## Directions for this task
What follows is a listing. Return every line of it exactly.
++++++++++
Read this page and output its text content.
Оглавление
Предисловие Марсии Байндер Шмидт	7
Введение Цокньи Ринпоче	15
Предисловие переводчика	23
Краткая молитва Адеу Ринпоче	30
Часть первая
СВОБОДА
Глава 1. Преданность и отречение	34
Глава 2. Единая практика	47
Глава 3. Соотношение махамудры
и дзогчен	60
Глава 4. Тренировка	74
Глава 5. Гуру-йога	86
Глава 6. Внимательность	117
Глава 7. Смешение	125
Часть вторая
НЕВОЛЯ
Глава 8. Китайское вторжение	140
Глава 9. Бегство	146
++++++++++
## Result for this task
Read this page and output its text content.
Оглавление
Предисловие Марсии Байндер Шмидт	7
Введение Цокньи Ринпоче	15
Предисловие переводчика	23
Краткая молитва Адеу Ринпоче	30
Часть первая
СВОБОДА
Глава 1. Преданность и отречение	34
Глава 2. Единая практика	47
Глава 3. Соотношение махамудры
и дзогчен	60
Глава 4. Тренировка	74
Глава 5. Гуру-йога	86
Глава 6. Внимательность	117
Глава 7. Смешение	125
Часть вторая
НЕВОЛЯ
Глава 8. Китайское вторжение	140
Глава 9. Бегство	146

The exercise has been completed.